======== RECORDS FOR THE TASK

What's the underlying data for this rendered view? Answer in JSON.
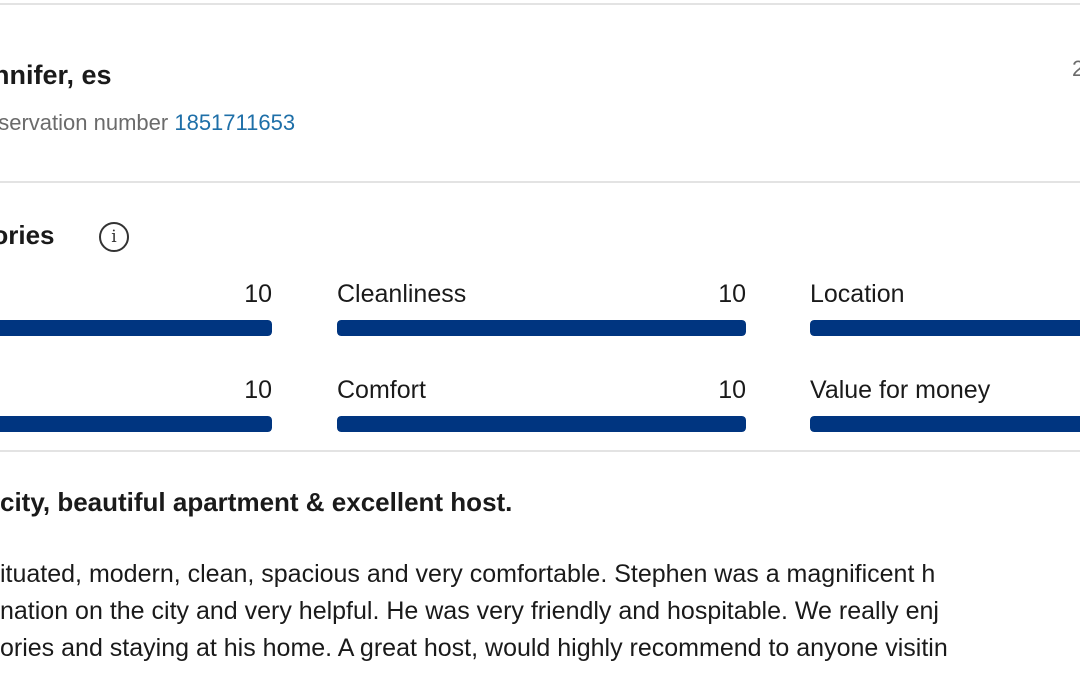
{
  "reviewer": {
    "name": "ennifer, es",
    "reservation_label": "eservation number",
    "reservation_number": "1851711653",
    "date_fragment": "2"
  },
  "categories": {
    "title": "egories",
    "info_icon": "info-icon",
    "items": [
      {
        "label": "",
        "score": "10",
        "fill": 1.0
      },
      {
        "label": "Cleanliness",
        "score": "10",
        "fill": 1.0
      },
      {
        "label": "Location",
        "score": "",
        "fill": 1.0
      },
      {
        "label": "",
        "score": "10",
        "fill": 1.0
      },
      {
        "label": "Comfort",
        "score": "10",
        "fill": 1.0
      },
      {
        "label": "Value for money",
        "score": "",
        "fill": 1.0
      }
    ]
  },
  "review": {
    "title": "city, beautiful apartment & excellent host.",
    "lines": [
      "ituated, modern, clean, spacious and very comfortable. Stephen was a magnificent h",
      "nation on the city and very helpful. He was very friendly and hospitable. We really enj",
      "ories and staying at his home. A great host, would highly recommend to anyone visitin"
    ]
  },
  "colors": {
    "bar_fill": "#003580",
    "link": "#1e6fa8",
    "muted_text": "#6b6b6b",
    "divider": "#e3e3e3"
  }
}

================

YOUR INSTRUCTIONS: Find the number of lines in which the word "very" occurs, and write nothing but that number.

CORRECT RESPONSE: 2